Dataset records

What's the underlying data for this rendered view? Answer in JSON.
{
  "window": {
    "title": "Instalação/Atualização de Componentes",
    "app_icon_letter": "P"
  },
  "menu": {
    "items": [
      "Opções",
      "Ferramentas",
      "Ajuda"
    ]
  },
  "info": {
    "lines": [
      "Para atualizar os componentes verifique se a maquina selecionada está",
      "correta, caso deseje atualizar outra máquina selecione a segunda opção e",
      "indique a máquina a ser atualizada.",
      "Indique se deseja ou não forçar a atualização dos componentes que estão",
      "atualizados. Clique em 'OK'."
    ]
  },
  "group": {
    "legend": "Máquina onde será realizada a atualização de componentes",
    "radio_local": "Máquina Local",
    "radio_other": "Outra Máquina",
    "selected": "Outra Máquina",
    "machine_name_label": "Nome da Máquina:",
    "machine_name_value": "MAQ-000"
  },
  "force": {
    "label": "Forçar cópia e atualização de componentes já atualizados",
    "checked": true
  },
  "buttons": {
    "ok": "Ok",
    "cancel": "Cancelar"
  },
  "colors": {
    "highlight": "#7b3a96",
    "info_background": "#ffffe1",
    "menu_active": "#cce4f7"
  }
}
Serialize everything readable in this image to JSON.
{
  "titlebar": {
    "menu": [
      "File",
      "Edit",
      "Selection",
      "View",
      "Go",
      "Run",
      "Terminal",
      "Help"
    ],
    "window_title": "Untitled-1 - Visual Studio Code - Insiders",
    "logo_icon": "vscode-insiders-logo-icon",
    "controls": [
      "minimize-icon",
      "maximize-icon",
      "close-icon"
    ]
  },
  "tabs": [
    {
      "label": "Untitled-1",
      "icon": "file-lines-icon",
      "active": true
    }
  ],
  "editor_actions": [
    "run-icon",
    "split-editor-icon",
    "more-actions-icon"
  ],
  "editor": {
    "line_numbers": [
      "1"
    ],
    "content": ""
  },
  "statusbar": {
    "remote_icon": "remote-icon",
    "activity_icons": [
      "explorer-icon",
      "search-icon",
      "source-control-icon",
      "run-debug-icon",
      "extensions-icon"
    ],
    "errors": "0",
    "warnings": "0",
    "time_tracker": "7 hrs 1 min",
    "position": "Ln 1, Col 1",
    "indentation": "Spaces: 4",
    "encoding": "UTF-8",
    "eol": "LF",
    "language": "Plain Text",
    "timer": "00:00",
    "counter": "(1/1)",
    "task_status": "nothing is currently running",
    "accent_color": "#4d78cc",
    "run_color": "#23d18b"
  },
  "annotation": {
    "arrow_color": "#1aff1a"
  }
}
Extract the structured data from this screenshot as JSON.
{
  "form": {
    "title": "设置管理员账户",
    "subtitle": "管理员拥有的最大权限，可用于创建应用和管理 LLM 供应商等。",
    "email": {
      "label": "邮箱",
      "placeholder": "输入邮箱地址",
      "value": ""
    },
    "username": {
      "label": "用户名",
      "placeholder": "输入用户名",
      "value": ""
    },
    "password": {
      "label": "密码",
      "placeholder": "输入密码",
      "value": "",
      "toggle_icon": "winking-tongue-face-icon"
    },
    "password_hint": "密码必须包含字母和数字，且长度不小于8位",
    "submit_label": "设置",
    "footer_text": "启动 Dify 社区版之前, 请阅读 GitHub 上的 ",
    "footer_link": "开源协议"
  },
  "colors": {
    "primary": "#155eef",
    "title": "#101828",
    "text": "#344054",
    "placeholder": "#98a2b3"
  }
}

Your instructions: Extract each entry in full, exactly as given.

Output for this exercise:
What's the underlying data for this rendered view? Answer in JSON.
{
  "window": {
    "title": "Instalação/Atualização de Componentes",
    "app_icon_letter": "P"
  },
  "menu": {
    "items": [
      "Opções",
      "Ferramentas",
      "Ajuda"
    ]
  },
  "info": {
    "lines": [
      "Para atualizar os componentes verifique se a maquina selecionada está",
      "correta, caso deseje atualizar outra máquina selecione a segunda opção e",
      "indique a máquina a ser atualizada.",
      "Indique se deseja ou não forçar a atualização dos componentes que estão",
      "atualizados. Clique em 'OK'."
    ]
  },
  "group": {
    "legend": "Máquina onde será realizada a atualização de componentes",
    "radio_local": "Máquina Local",
    "radio_other": "Outra Máquina",
    "selected": "Outra Máquina",
    "machine_name_label": "Nome da Máquina:",
    "machine_name_value": "MAQ-000"
  },
  "force": {
    "label": "Forçar cópia e atualização de componentes já atualizados",
    "checked": true
  },
  "buttons": {
    "ok": "Ok",
    "cancel": "Cancelar"
  },
  "colors": {
    "highlight": "#7b3a96",
    "info_background": "#ffffe1",
    "menu_active": "#cce4f7"
  }
}
Serialize everything readable in this image to JSON.
{
  "titlebar": {
    "menu": [
      "File",
      "Edit",
      "Selection",
      "View",
      "Go",
      "Run",
      "Terminal",
      "Help"
    ],
    "window_title": "Untitled-1 - Visual Studio Code - Insiders",
    "logo_icon": "vscode-insiders-logo-icon",
    "controls": [
      "minimize-icon",
      "maximize-icon",
      "close-icon"
    ]
  },
  "tabs": [
    {
      "label": "Untitled-1",
      "icon": "file-lines-icon",
      "active": true
    }
  ],
  "editor_actions": [
    "run-icon",
    "split-editor-icon",
    "more-actions-icon"
  ],
  "editor": {
    "line_numbers": [
      "1"
    ],
    "content": ""
  },
  "statusbar": {
    "remote_icon": "remote-icon",
    "activity_icons": [
      "explorer-icon",
      "search-icon",
      "source-control-icon",
      "run-debug-icon",
      "extensions-icon"
    ],
    "errors": "0",
    "warnings": "0",
    "time_tracker": "7 hrs 1 min",
    "position": "Ln 1, Col 1",
    "indentation": "Spaces: 4",
    "encoding": "UTF-8",
    "eol": "LF",
    "language": "Plain Text",
    "timer": "00:00",
    "counter": "(1/1)",
    "task_status": "nothing is currently running",
    "accent_color": "#4d78cc",
    "run_color": "#23d18b"
  },
  "annotation": {
    "arrow_color": "#1aff1a"
  }
}
Extract the structured data from this screenshot as JSON.
{
  "form": {
    "title": "设置管理员账户",
    "subtitle": "管理员拥有的最大权限，可用于创建应用和管理 LLM 供应商等。",
    "email": {
      "label": "邮箱",
      "placeholder": "输入邮箱地址",
      "value": ""
    },
    "username": {
      "label": "用户名",
      "placeholder": "输入用户名",
      "value": ""
    },
    "password": {
      "label": "密码",
      "placeholder": "输入密码",
      "value": "",
      "toggle_icon": "winking-tongue-face-icon"
    },
    "password_hint": "密码必须包含字母和数字，且长度不小于8位",
    "submit_label": "设置",
    "footer_text": "启动 Dify 社区版之前, 请阅读 GitHub 上的 ",
    "footer_link": "开源协议"
  },
  "colors": {
    "primary": "#155eef",
    "title": "#101828",
    "text": "#344054",
    "placeholder": "#98a2b3"
  }
}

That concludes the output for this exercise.